● Zitierter Abschnitt:
Kursrisiko bei Verkauf über die Börse
Ein Verkauf über die Börse ist jedoch mit den üblichen Kursrisiken verbunden. Wer also beispielsweise die Hybridanlage der Commerzbank mit der Bezeichnung „Commerzbank Vario Zins plus Hybridanleihe“ (WKN: CK 4578) verkaufen will, realisiert dabei derzeit einen Verlust von über 60 Prozent. Die Anleihe dümpelt zurzeit bei 39,6 Prozent (Stand 07. Dezember 2009). Nicht viel besser sieht es beispielsweise bei der Anleihe DZ BANK Perpetual Funding Issuer (Jersey) Limited aus, die derzeit bei einem Kurs von 60 Prozent (Stand: 08. Dezember 2009) liegt. Noch härter trifft es die Anleger der Depfa-Anleihe Funding IV (WKN: A0LPRW); der Kurs notiert derzeit bei 10,5 Prozent (Stand: 08. Dezember 2009).
Ausfall der Kuponzahlung
Die Hybridanleihen sind vor allem damit beworben worden, dass sich hiermit eine höhere Rendite als beispielsweise mit herkömmlichen Festgeldanleihen erzielen lässt. Die Verzinsung ist dabei zum Teil fest, teilweise variabel geregelt. Eine variable Verzinsung ist oftmals an den 3-Monats-Euribor gekoppelt und sieht eine zusätzliche Zinsmarge für den Anleger vor, zum Beispiel in Höhe von 1,6 Prozent bei dem DZ Bank Capital Funding Trust II.
Auch die einzelnen Zins- bzw. Couponzahlungen sind keineswegs gesichert, sondern oft an einen Bilanzgewinn oder eine Dividendenzahlung gekoppelt. Ist die Kuponzahlung für einen bestimmten Fälligkeitstermin gestrichen worden, erfolgt nach den Anleihebedingungen regelmäßig keine Nachzahlung der ausgefallenen Zinszahlungen.

● Gestellte Aufgabe 1: Nennen Sie alle Anleihen, die der Abschnitt über Hybridanleihen mit ihrem Namen aufführt.
● Gestellte Aufgabe 2: Formulieren Sie den Teil des Abschnitts über Hybridanleihen neu, der mit den Worten „Auch die einzelnen“ beginnt und mit „der ausgefallenen Zinszahlungen.“ endet. Setzen Sie dabei „Jahresüberschuss“ an die Stelle von „Bilanzgewinn“.

● Gezeigte Informationen:
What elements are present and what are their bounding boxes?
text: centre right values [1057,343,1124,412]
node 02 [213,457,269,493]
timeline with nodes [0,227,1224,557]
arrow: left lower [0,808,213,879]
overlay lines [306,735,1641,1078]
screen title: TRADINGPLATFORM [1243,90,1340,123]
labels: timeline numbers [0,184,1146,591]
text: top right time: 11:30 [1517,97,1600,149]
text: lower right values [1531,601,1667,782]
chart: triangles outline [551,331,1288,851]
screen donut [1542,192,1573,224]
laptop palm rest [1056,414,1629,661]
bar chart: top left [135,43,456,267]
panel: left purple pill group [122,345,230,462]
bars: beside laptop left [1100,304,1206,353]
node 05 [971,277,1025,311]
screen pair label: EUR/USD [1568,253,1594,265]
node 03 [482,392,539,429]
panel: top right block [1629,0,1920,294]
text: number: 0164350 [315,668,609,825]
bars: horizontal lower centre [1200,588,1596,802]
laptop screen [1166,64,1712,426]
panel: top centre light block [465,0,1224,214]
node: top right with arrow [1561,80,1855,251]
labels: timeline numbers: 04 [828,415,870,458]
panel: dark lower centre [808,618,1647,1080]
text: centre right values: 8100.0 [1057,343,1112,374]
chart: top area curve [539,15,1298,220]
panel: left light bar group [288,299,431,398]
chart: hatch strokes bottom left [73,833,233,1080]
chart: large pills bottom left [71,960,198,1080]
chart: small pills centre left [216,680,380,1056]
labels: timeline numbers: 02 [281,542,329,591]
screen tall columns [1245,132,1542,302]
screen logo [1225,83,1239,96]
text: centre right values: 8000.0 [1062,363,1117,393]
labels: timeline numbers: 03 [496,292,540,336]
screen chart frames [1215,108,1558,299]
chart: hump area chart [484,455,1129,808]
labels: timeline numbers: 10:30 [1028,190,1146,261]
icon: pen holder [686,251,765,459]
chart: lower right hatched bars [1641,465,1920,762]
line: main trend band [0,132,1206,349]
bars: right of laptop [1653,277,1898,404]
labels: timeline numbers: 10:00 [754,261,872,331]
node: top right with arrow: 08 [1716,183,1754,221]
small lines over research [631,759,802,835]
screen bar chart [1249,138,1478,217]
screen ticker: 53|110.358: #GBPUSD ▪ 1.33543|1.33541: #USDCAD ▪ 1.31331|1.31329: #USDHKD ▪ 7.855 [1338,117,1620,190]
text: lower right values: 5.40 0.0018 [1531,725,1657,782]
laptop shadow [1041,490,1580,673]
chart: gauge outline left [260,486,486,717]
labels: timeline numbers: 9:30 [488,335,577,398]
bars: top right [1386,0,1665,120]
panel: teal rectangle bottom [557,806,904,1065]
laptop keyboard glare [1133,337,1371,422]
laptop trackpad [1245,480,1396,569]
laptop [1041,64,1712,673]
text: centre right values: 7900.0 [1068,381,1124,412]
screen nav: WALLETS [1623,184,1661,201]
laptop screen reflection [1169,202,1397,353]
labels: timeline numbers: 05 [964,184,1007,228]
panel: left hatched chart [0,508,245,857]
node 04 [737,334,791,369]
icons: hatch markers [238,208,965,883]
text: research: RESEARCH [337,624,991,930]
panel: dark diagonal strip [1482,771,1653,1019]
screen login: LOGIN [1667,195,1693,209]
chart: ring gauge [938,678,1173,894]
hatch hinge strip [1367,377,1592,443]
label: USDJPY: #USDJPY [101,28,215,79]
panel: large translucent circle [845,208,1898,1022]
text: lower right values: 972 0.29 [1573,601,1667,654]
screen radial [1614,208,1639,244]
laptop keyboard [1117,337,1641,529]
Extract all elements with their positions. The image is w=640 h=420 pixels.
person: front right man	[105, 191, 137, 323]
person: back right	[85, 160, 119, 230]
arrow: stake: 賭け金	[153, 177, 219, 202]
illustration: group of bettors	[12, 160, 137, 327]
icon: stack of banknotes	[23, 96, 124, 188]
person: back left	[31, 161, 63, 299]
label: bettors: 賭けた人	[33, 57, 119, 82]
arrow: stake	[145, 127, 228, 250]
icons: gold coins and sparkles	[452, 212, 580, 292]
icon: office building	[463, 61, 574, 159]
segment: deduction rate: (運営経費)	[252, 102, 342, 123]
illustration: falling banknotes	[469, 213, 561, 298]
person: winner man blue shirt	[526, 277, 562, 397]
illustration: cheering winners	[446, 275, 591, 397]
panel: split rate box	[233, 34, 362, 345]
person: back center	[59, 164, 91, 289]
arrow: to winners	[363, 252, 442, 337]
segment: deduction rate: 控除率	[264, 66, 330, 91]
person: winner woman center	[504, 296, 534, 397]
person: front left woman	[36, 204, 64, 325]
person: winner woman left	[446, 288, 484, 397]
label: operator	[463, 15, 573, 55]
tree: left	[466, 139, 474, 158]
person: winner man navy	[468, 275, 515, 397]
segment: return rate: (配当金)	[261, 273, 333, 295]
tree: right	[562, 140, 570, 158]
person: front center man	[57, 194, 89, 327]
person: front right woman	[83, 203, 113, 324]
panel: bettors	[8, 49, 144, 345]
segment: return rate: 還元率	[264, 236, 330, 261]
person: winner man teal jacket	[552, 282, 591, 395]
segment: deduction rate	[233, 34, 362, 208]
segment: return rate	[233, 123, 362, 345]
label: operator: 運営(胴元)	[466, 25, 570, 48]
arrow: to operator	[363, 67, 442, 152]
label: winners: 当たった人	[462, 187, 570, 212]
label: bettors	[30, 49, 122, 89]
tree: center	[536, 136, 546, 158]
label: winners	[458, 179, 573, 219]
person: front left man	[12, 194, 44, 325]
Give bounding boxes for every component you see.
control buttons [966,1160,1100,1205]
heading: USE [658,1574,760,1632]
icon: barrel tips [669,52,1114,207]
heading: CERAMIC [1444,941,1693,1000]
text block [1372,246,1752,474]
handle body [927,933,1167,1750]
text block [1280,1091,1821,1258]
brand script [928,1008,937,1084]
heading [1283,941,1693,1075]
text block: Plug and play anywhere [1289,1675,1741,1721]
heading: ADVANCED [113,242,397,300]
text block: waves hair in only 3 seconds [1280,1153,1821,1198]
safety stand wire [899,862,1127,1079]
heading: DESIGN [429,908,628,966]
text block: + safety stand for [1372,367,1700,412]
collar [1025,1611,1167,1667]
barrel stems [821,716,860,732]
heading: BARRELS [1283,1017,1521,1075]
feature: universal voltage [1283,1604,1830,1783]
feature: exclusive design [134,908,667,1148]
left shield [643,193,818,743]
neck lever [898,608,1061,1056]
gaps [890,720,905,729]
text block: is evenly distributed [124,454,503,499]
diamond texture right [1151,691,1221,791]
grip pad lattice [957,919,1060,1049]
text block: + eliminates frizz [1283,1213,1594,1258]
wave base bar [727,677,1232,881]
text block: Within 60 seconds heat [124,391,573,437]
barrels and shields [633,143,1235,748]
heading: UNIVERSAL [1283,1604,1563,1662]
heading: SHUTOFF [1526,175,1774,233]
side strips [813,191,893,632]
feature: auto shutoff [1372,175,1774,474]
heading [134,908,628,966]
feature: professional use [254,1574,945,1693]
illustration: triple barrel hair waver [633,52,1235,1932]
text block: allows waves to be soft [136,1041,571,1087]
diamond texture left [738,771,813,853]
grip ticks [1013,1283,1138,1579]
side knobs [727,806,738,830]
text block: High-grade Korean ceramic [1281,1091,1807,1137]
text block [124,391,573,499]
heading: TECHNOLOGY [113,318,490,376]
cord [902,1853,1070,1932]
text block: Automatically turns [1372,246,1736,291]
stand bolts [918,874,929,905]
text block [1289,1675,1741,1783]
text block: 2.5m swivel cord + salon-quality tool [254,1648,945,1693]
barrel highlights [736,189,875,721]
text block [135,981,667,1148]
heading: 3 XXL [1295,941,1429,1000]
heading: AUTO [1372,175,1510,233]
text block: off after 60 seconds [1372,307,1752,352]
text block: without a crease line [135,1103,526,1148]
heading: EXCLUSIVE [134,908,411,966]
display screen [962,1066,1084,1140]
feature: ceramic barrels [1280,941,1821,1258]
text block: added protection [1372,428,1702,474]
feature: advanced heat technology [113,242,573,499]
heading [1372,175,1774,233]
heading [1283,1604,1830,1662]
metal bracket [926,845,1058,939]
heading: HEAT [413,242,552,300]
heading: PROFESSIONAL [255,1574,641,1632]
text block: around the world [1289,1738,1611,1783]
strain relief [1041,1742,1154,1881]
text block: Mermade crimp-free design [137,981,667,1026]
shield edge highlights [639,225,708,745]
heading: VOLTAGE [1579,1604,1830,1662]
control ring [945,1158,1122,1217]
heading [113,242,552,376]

● Fertige Antwort 1:
- Commerzbank Vario Zins plus Hybridanleihe
- DZ BANK Perpetual Funding Issuer (Jersey) Limited
- Depfa-Anleihe Funding IV
- DZ Bank Capital Funding Trust II

● Fertige Antwort 2:
Auch die einzelnen Zins- bzw. Couponzahlungen sind keineswegs gesichert, sondern oft an einen Jahresüberschuss oder eine Dividendenzahlung gekoppelt. Ist die Kuponzahlung für einen bestimmten Fälligkeitstermin gestrichen worden, erfolgt nach den Anleihebedingungen regelmäßig keine Nachzahlung der ausgefallenen Zinszahlungen.